■ **AIM OF THE TASK**:
Gather every line holding the string "sticker".

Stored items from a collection
-=-=-=-=-

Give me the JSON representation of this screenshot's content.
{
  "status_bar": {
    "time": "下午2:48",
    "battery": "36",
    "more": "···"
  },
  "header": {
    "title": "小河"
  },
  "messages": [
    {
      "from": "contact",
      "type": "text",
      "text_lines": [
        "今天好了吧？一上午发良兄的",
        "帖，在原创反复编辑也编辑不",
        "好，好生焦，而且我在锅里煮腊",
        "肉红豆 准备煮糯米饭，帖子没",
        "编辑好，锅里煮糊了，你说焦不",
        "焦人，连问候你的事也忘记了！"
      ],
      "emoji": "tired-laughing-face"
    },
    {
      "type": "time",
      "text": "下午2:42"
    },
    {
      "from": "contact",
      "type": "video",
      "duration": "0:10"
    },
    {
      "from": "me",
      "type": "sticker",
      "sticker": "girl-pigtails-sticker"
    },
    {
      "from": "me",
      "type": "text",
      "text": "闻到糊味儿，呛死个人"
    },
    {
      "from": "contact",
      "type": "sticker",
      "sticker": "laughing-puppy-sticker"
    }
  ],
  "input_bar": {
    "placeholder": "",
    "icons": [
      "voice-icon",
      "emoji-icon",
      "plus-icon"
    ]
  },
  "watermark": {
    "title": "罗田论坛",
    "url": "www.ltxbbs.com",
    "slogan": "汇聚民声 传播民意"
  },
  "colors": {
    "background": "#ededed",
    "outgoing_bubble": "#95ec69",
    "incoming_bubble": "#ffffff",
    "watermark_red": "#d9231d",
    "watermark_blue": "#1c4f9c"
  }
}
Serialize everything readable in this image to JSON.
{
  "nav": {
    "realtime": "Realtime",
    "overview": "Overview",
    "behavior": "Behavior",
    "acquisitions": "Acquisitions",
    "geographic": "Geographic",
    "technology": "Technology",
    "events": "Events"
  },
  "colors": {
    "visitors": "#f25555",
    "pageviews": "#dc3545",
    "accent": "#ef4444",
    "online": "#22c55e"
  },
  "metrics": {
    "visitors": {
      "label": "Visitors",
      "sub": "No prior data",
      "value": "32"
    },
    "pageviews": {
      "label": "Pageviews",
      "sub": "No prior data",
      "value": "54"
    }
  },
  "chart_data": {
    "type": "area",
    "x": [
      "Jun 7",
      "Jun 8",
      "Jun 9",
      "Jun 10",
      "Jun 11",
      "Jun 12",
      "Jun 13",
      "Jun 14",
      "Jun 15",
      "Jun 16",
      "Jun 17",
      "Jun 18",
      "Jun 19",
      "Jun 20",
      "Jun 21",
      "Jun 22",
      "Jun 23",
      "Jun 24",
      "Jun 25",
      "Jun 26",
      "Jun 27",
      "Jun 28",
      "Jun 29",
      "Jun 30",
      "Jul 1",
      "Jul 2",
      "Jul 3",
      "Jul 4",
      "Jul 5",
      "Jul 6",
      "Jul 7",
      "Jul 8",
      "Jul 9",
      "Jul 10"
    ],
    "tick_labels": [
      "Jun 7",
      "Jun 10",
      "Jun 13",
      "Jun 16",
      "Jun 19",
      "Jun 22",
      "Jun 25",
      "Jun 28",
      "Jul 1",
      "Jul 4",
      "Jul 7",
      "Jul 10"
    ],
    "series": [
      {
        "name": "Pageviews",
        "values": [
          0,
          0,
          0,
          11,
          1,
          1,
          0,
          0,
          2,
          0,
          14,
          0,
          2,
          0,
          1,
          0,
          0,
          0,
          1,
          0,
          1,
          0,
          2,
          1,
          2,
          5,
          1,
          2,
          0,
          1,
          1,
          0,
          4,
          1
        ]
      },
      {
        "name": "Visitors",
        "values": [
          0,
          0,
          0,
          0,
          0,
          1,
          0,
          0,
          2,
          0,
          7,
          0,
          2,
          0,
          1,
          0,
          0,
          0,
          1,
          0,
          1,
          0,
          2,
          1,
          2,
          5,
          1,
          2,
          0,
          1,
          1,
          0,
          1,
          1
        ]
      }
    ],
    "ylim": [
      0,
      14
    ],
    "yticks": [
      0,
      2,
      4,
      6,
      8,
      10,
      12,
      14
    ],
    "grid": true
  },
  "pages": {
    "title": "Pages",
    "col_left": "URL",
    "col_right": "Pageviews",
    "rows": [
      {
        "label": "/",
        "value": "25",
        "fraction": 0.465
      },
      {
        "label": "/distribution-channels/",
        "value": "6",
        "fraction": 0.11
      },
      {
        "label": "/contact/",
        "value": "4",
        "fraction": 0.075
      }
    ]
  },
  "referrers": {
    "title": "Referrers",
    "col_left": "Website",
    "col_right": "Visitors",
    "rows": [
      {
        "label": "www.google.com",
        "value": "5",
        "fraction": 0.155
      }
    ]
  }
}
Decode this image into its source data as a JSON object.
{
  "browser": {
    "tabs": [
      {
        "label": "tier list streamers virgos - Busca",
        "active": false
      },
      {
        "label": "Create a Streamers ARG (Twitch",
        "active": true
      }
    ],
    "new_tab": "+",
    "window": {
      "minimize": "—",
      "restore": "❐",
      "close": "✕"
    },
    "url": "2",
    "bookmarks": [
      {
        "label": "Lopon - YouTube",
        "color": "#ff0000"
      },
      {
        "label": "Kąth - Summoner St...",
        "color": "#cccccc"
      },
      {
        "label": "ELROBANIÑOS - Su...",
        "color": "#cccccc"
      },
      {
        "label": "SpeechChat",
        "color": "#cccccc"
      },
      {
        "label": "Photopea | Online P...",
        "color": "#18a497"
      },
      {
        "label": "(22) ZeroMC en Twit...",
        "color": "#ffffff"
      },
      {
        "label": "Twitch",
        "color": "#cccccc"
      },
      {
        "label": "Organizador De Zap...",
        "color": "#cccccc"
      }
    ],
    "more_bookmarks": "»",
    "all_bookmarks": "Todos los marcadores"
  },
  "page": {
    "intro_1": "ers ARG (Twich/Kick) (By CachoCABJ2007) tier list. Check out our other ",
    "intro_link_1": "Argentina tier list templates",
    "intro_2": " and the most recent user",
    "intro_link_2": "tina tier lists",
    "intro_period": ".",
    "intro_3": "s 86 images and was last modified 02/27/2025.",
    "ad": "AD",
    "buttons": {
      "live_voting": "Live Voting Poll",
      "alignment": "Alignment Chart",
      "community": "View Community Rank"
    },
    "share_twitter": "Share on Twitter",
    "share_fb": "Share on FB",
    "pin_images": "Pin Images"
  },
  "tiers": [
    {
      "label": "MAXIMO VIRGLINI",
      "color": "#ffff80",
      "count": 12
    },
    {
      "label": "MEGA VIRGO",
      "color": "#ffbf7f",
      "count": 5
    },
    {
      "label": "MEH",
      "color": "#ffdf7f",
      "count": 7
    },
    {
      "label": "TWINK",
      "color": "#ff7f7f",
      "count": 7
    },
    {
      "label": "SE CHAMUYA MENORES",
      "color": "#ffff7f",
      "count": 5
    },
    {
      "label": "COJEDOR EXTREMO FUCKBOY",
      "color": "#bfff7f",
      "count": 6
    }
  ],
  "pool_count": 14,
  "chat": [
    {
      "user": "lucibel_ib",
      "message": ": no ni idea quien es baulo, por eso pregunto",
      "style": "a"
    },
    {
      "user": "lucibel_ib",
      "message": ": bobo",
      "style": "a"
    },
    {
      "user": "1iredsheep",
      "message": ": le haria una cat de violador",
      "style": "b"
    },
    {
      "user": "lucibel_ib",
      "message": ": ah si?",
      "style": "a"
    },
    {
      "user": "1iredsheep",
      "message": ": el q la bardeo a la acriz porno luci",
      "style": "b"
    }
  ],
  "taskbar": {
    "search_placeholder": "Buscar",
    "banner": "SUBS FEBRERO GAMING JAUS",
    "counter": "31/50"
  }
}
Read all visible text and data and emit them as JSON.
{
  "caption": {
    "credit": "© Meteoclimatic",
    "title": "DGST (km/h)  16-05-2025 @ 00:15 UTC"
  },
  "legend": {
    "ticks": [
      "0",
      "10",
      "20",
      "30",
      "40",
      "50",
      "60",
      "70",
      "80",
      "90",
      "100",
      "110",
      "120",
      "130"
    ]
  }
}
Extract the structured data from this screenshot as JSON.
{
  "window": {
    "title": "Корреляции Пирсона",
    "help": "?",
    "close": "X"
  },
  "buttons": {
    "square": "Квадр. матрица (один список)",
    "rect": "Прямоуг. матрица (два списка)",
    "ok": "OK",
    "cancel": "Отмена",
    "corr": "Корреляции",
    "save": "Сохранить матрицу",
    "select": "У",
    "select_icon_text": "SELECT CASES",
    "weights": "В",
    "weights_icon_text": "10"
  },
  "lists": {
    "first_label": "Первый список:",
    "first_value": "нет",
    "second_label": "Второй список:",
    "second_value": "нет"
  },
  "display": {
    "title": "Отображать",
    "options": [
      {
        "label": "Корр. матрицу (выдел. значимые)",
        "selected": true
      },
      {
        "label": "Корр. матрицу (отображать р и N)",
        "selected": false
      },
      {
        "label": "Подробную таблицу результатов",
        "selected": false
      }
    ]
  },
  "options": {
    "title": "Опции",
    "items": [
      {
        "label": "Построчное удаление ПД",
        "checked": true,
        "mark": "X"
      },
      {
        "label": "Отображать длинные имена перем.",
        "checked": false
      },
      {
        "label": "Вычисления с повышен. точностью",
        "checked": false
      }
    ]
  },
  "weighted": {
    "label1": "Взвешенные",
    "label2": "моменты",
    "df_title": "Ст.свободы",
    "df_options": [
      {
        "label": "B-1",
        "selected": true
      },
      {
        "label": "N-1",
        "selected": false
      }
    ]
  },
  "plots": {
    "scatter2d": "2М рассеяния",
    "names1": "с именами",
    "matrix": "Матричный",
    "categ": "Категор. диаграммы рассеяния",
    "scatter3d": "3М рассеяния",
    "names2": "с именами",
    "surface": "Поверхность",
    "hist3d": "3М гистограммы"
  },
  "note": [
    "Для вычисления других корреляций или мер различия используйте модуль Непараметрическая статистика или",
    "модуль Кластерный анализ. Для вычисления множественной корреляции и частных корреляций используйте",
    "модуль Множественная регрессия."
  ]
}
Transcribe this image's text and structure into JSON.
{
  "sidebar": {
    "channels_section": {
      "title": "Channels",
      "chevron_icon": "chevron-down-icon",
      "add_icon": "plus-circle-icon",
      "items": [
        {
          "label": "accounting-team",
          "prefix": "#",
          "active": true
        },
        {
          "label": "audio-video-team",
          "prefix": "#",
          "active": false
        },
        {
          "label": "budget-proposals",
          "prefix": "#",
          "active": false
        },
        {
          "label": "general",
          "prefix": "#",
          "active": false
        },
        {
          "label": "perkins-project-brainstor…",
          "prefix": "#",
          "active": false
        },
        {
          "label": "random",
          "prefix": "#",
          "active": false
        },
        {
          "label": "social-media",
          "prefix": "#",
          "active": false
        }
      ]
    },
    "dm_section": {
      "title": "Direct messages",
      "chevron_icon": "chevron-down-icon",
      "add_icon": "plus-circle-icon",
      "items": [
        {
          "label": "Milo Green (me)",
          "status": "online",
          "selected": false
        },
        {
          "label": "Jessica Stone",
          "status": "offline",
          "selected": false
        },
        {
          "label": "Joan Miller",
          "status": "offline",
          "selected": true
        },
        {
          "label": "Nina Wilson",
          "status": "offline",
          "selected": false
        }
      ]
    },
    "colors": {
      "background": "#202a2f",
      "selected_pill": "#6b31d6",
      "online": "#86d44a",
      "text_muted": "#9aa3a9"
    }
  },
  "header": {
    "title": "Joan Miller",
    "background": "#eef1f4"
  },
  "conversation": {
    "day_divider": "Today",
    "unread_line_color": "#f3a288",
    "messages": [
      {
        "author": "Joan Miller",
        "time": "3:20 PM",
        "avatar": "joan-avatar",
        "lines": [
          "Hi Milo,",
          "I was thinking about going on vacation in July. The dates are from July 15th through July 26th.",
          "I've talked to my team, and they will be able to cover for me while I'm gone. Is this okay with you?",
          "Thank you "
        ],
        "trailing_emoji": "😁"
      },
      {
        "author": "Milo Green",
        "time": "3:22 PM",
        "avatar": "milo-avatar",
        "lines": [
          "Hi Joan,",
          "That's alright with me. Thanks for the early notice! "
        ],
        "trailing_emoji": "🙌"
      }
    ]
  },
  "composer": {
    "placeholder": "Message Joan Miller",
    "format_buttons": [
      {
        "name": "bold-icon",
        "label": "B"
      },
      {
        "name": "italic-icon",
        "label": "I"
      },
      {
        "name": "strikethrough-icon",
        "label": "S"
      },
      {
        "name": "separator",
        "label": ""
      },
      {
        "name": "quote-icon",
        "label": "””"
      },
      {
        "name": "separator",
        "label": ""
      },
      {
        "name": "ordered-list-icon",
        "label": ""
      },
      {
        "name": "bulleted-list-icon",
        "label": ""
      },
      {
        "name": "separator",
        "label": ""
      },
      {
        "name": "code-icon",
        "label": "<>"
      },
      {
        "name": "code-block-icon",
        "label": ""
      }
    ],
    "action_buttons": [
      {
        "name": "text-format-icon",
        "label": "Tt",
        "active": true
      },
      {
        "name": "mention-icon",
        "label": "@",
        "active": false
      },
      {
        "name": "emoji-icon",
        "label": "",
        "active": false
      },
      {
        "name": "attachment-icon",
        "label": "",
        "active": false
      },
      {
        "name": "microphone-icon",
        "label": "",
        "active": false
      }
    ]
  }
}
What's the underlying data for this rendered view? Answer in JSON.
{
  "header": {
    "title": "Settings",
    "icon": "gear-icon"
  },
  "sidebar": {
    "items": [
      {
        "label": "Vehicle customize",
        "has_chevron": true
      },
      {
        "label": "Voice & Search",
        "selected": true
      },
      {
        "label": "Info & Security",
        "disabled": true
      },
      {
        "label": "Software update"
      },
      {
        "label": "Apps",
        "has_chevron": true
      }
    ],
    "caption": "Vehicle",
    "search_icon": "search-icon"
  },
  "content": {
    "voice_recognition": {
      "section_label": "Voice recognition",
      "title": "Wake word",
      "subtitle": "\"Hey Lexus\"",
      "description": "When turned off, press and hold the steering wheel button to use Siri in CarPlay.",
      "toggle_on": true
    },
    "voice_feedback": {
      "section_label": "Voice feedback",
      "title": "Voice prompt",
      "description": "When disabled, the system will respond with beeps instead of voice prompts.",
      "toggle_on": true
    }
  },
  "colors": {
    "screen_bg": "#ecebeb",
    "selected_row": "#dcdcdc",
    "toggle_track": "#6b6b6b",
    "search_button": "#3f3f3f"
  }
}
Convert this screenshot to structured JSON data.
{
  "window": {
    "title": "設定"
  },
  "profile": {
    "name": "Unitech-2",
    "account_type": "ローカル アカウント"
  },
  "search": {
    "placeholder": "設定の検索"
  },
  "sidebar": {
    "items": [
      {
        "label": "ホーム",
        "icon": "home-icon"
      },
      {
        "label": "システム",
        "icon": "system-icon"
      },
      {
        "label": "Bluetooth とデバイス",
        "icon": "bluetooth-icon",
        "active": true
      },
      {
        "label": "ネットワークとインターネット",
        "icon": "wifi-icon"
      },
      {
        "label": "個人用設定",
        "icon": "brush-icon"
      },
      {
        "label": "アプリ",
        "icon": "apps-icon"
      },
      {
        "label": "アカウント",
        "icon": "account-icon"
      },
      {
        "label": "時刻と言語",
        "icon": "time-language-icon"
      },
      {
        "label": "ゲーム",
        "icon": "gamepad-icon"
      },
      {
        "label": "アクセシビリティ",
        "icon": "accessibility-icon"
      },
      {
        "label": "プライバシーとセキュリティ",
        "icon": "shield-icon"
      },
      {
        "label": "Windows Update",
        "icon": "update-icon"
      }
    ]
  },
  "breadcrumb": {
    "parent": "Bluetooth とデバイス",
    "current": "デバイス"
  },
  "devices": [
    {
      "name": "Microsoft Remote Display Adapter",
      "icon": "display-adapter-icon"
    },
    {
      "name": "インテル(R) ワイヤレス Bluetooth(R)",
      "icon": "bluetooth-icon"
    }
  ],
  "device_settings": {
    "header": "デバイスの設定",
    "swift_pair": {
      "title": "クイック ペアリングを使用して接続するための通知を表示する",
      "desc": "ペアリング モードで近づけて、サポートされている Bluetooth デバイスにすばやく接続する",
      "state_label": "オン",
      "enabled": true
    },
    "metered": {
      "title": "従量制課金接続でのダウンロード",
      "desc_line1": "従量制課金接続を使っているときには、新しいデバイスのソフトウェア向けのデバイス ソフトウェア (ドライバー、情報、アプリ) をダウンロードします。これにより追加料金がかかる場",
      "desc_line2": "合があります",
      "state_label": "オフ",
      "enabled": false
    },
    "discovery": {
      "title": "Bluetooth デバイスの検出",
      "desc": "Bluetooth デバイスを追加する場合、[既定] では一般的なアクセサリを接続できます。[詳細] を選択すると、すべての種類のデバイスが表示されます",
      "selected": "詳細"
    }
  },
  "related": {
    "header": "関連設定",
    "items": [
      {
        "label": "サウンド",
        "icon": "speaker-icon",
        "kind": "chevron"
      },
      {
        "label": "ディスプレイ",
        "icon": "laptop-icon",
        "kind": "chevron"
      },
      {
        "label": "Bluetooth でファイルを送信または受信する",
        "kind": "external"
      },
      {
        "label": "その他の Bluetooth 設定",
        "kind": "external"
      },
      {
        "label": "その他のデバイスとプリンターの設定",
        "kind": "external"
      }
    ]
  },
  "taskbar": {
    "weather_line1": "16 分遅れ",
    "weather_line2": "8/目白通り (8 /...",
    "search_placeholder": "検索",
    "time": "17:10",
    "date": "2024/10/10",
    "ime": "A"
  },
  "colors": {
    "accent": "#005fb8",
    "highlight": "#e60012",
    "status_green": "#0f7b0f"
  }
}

-=-=-=-=-

■ **RESULT BELOW**:
      "type": "sticker",
      "sticker": "girl-pigtails-sticker"
      "type": "sticker",
      "sticker": "laughing-puppy-sticker"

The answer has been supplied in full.